Exercise prompt:
State how many lines in the records hold the word "grupo", giving the number and no other text.

Material for this exercise:
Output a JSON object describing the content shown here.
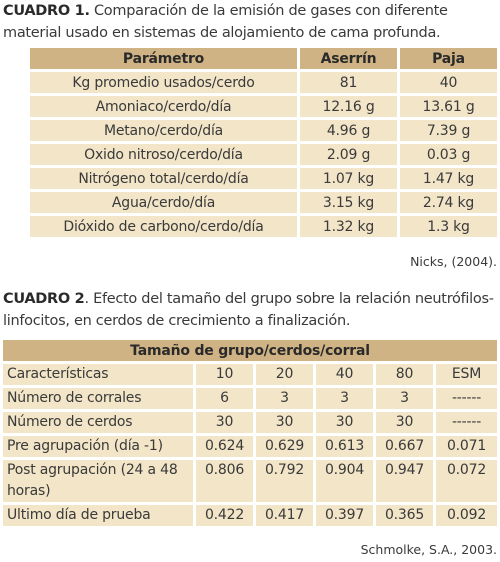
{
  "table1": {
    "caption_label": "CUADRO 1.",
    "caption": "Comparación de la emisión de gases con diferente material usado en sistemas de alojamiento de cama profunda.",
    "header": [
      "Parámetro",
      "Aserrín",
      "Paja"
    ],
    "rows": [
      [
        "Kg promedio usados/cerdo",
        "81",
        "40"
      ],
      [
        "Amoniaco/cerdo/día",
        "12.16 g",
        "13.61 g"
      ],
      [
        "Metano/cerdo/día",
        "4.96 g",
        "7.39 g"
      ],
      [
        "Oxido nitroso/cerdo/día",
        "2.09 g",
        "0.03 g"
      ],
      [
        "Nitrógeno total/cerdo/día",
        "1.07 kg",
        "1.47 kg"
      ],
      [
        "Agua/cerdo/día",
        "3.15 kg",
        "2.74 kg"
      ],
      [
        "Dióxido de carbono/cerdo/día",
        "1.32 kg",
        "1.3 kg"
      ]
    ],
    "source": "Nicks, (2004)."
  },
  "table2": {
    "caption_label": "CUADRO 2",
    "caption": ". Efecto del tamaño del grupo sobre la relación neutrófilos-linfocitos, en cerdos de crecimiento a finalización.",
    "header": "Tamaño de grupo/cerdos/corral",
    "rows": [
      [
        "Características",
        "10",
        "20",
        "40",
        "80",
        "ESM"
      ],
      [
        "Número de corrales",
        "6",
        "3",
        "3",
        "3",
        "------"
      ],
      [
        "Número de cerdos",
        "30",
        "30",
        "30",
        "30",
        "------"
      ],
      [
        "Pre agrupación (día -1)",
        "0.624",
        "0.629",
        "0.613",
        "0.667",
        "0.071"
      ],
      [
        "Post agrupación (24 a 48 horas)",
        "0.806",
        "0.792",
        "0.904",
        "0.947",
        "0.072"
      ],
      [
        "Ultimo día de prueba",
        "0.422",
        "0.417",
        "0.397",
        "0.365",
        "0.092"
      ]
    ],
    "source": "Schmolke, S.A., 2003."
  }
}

--

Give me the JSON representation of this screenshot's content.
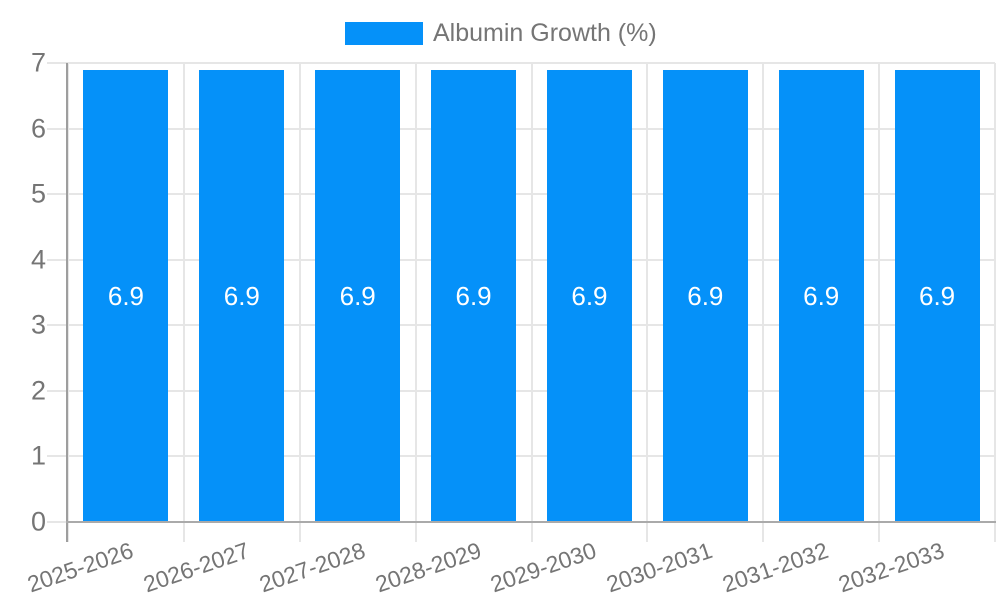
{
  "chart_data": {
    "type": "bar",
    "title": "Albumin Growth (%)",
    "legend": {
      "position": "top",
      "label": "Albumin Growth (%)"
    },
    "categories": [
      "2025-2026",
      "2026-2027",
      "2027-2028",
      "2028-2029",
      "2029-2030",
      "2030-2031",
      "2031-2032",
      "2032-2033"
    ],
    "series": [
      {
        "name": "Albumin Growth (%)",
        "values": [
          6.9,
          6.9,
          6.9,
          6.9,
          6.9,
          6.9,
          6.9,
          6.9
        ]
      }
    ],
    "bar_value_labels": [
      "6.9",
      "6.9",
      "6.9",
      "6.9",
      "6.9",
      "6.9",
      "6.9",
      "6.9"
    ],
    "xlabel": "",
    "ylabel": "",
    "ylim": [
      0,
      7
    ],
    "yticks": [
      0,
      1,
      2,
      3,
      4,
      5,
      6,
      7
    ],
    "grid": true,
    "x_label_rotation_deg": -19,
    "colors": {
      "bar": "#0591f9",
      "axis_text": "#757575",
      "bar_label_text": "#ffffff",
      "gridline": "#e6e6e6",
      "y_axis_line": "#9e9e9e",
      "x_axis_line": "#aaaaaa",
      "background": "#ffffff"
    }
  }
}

Written response:
2